• _REQUEST_: Below are the records; locate each line with the word "Packaging" and copy it.

[Dataset excerpt]

----

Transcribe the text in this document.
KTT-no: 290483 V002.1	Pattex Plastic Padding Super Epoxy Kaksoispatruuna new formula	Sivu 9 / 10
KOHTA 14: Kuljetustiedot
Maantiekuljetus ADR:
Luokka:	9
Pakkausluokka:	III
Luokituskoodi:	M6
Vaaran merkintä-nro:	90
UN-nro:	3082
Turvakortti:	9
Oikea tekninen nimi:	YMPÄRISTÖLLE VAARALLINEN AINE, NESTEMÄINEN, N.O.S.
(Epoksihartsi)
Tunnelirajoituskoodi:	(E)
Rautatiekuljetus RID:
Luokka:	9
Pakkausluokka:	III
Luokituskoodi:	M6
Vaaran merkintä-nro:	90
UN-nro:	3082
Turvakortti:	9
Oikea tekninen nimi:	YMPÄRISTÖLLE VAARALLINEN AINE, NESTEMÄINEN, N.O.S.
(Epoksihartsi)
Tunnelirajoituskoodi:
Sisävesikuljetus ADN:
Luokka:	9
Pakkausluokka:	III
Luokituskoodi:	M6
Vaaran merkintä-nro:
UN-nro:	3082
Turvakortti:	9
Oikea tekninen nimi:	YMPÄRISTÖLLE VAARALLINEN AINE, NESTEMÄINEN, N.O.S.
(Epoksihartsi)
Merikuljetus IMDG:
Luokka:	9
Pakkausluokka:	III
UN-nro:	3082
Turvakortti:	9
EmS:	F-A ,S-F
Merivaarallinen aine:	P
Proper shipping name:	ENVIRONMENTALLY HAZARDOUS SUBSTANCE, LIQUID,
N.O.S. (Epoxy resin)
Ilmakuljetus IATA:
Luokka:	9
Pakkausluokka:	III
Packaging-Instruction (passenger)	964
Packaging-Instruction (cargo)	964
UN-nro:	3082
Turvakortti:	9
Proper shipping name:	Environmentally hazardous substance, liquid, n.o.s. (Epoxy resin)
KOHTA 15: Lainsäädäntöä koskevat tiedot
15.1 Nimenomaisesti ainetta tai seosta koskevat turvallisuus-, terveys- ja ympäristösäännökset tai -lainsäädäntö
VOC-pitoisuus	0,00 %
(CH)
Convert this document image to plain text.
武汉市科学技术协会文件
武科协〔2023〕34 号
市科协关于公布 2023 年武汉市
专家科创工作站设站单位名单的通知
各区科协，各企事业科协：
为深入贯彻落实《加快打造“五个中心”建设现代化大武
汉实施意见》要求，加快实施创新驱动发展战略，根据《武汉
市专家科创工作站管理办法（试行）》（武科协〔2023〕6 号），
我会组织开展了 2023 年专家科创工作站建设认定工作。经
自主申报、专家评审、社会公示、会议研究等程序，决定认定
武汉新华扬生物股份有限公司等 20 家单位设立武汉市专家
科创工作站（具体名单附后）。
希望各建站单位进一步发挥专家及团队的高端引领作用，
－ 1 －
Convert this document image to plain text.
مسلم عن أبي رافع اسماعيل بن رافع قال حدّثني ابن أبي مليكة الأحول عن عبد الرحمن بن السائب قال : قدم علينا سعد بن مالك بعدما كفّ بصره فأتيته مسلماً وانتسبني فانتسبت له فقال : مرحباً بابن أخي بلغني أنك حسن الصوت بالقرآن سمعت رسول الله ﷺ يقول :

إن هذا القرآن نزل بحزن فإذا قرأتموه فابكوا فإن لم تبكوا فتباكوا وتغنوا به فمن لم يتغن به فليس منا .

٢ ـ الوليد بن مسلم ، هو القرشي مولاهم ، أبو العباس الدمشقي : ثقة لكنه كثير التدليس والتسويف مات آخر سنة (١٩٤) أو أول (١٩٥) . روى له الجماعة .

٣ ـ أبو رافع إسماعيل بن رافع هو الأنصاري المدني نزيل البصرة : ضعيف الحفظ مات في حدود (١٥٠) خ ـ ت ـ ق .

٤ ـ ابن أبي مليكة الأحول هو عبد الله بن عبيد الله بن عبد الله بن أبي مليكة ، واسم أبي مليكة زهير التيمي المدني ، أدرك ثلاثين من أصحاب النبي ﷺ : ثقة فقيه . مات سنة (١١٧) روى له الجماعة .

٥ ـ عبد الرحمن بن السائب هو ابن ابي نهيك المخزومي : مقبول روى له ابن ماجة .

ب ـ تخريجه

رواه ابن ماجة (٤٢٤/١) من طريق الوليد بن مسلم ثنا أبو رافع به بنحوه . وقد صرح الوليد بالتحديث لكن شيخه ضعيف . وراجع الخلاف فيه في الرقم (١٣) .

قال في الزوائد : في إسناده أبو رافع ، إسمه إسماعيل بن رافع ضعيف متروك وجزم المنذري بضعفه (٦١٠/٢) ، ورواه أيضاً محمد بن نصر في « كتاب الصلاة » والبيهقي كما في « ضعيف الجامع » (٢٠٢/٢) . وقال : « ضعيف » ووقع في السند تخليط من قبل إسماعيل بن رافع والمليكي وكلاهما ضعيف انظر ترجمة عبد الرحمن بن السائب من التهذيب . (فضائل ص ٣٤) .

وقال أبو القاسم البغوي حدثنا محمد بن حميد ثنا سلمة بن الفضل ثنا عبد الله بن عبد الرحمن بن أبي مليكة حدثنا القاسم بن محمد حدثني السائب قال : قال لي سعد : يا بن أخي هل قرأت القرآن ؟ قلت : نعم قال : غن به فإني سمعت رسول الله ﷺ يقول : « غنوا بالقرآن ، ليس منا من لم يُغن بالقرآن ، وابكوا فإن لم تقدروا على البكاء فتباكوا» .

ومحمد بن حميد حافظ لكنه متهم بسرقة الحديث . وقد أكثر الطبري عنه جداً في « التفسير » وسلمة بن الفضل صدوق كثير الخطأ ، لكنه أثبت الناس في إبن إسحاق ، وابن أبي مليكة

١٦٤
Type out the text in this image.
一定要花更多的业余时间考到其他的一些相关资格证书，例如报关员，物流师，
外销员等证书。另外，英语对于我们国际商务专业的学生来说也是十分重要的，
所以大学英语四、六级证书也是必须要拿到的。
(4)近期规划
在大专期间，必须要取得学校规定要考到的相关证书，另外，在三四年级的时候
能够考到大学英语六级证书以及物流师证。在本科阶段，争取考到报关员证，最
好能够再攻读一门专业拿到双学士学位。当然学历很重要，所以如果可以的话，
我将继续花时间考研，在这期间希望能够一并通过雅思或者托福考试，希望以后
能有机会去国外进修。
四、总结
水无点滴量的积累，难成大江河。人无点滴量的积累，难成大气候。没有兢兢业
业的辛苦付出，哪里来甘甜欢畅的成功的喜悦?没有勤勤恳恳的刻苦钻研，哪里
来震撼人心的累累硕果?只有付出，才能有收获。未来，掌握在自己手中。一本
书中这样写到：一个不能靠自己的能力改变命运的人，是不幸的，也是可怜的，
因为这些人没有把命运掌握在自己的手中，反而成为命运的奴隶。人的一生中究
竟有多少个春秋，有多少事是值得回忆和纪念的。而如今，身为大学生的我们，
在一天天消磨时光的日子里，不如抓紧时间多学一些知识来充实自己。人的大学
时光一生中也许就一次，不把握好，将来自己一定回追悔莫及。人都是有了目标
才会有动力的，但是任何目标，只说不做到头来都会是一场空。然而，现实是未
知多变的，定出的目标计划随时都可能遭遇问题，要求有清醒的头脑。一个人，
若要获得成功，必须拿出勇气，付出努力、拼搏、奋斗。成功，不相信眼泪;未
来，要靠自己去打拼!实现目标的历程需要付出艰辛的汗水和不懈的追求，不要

----

• _RESPONSE TO THIS EXERCISE_:
Packaging-Instruction (passenger)	964
Packaging-Instruction (cargo)	964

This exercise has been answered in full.